The task :: Repeat the material verbatim. Images are excluded from the copy.

(Source records)
- - - - - - -
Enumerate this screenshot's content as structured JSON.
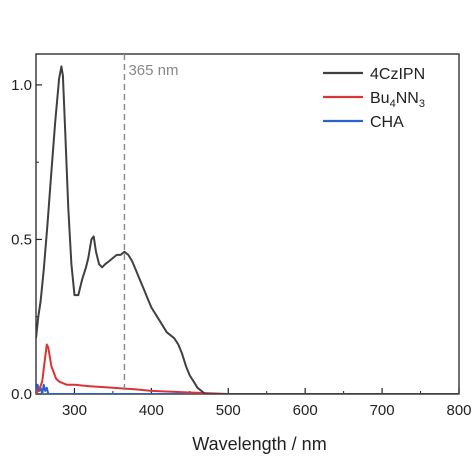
{
  "chart_data": {
    "type": "line",
    "xlabel": "Wavelength / nm",
    "ylabel": "",
    "xlim": [
      250,
      800
    ],
    "ylim": [
      0,
      1.1
    ],
    "x_ticks": [
      300,
      400,
      500,
      600,
      700,
      800
    ],
    "y_ticks": [
      {
        "value": 0.0,
        "label": "0.0"
      },
      {
        "value": 0.5,
        "label": "0.5"
      },
      {
        "value": 1.0,
        "label": "1.0"
      }
    ],
    "legend_position": "top-right",
    "grid": false,
    "annotation": {
      "x": 365,
      "label": "365 nm",
      "color": "#888888"
    },
    "series": [
      {
        "name": "4CzIPN",
        "color": "#404040",
        "x": [
          250,
          253,
          256,
          260,
          265,
          270,
          275,
          280,
          283,
          285,
          288,
          292,
          296,
          300,
          305,
          310,
          315,
          318,
          322,
          325,
          328,
          332,
          336,
          340,
          345,
          350,
          355,
          360,
          365,
          370,
          375,
          380,
          385,
          390,
          395,
          400,
          410,
          420,
          425,
          430,
          435,
          440,
          445,
          450,
          455,
          460,
          465,
          470,
          480,
          500,
          550,
          600,
          650,
          700,
          750,
          800
        ],
        "y": [
          0.18,
          0.25,
          0.3,
          0.4,
          0.55,
          0.72,
          0.88,
          1.02,
          1.06,
          1.03,
          0.85,
          0.6,
          0.42,
          0.32,
          0.32,
          0.37,
          0.41,
          0.44,
          0.5,
          0.51,
          0.46,
          0.42,
          0.41,
          0.42,
          0.43,
          0.44,
          0.45,
          0.45,
          0.46,
          0.45,
          0.43,
          0.4,
          0.37,
          0.34,
          0.31,
          0.28,
          0.24,
          0.2,
          0.19,
          0.18,
          0.16,
          0.13,
          0.09,
          0.06,
          0.04,
          0.02,
          0.01,
          0.0,
          0.0,
          0.0,
          0.0,
          0.0,
          0.0,
          0.0,
          0.0,
          0.0
        ]
      },
      {
        "name": "Bu4NN3",
        "color": "#d93535",
        "x": [
          250,
          255,
          258,
          260,
          262,
          264,
          266,
          268,
          270,
          273,
          276,
          280,
          285,
          290,
          300,
          320,
          350,
          380,
          400,
          450,
          500,
          600,
          700,
          800
        ],
        "y": [
          0.0,
          0.02,
          0.04,
          0.08,
          0.12,
          0.16,
          0.15,
          0.12,
          0.09,
          0.07,
          0.05,
          0.04,
          0.035,
          0.03,
          0.03,
          0.025,
          0.02,
          0.015,
          0.01,
          0.005,
          0.0,
          0.0,
          0.0,
          0.0
        ]
      },
      {
        "name": "CHA",
        "color": "#2a62c9",
        "x": [
          250,
          252,
          254,
          256,
          258,
          260,
          262,
          264,
          266,
          270,
          280,
          300,
          400,
          500,
          600,
          700,
          800
        ],
        "y": [
          0.0,
          0.03,
          0.01,
          0.02,
          0.0,
          0.03,
          0.01,
          0.02,
          0.0,
          0.0,
          0.0,
          0.0,
          0.0,
          0.0,
          0.0,
          0.0,
          0.0
        ]
      }
    ]
  },
  "legend": {
    "items": [
      {
        "label": "4CzIPN",
        "sub": "",
        "post": "",
        "color": "#404040"
      },
      {
        "label": "Bu",
        "sub": "4",
        "mid": "NN",
        "sub2": "3",
        "color": "#d93535"
      },
      {
        "label": "CHA",
        "sub": "",
        "post": "",
        "color": "#2a62c9"
      }
    ]
  }
}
- - - - - - -
Answer to this task ::
Enumerate this screenshot's content as structured JSON.
{
  "chart_data": {
    "type": "line",
    "xlabel": "Wavelength / nm",
    "ylabel": "",
    "xlim": [
      250,
      800
    ],
    "ylim": [
      0,
      1.1
    ],
    "x_ticks": [
      300,
      400,
      500,
      600,
      700,
      800
    ],
    "y_ticks": [
      {
        "value": 0.0,
        "label": "0.0"
      },
      {
        "value": 0.5,
        "label": "0.5"
      },
      {
        "value": 1.0,
        "label": "1.0"
      }
    ],
    "legend_position": "top-right",
    "grid": false,
    "annotation": {
      "x": 365,
      "label": "365 nm",
      "color": "#888888"
    },
    "series": [
      {
        "name": "4CzIPN",
        "color": "#404040",
        "x": [
          250,
          253,
          256,
          260,
          265,
          270,
          275,
          280,
          283,
          285,
          288,
          292,
          296,
          300,
          305,
          310,
          315,
          318,
          322,
          325,
          328,
          332,
          336,
          340,
          345,
          350,
          355,
          360,
          365,
          370,
          375,
          380,
          385,
          390,
          395,
          400,
          410,
          420,
          425,
          430,
          435,
          440,
          445,
          450,
          455,
          460,
          465,
          470,
          480,
          500,
          550,
          600,
          650,
          700,
          750,
          800
        ],
        "y": [
          0.18,
          0.25,
          0.3,
          0.4,
          0.55,
          0.72,
          0.88,
          1.02,
          1.06,
          1.03,
          0.85,
          0.6,
          0.42,
          0.32,
          0.32,
          0.37,
          0.41,
          0.44,
          0.5,
          0.51,
          0.46,
          0.42,
          0.41,
          0.42,
          0.43,
          0.44,
          0.45,
          0.45,
          0.46,
          0.45,
          0.43,
          0.4,
          0.37,
          0.34,
          0.31,
          0.28,
          0.24,
          0.2,
          0.19,
          0.18,
          0.16,
          0.13,
          0.09,
          0.06,
          0.04,
          0.02,
          0.01,
          0.0,
          0.0,
          0.0,
          0.0,
          0.0,
          0.0,
          0.0,
          0.0,
          0.0
        ]
      },
      {
        "name": "Bu4NN3",
        "color": "#d93535",
        "x": [
          250,
          255,
          258,
          260,
          262,
          264,
          266,
          268,
          270,
          273,
          276,
          280,
          285,
          290,
          300,
          320,
          350,
          380,
          400,
          450,
          500,
          600,
          700,
          800
        ],
        "y": [
          0.0,
          0.02,
          0.04,
          0.08,
          0.12,
          0.16,
          0.15,
          0.12,
          0.09,
          0.07,
          0.05,
          0.04,
          0.035,
          0.03,
          0.03,
          0.025,
          0.02,
          0.015,
          0.01,
          0.005,
          0.0,
          0.0,
          0.0,
          0.0
        ]
      },
      {
        "name": "CHA",
        "color": "#2a62c9",
        "x": [
          250,
          252,
          254,
          256,
          258,
          260,
          262,
          264,
          266,
          270,
          280,
          300,
          400,
          500,
          600,
          700,
          800
        ],
        "y": [
          0.0,
          0.03,
          0.01,
          0.02,
          0.0,
          0.03,
          0.01,
          0.02,
          0.0,
          0.0,
          0.0,
          0.0,
          0.0,
          0.0,
          0.0,
          0.0,
          0.0
        ]
      }
    ]
  },
  "legend": {
    "items": [
      {
        "label": "4CzIPN",
        "sub": "",
        "post": "",
        "color": "#404040"
      },
      {
        "label": "Bu",
        "sub": "4",
        "mid": "NN",
        "sub2": "3",
        "color": "#d93535"
      },
      {
        "label": "CHA",
        "sub": "",
        "post": "",
        "color": "#2a62c9"
      }
    ]
  }
}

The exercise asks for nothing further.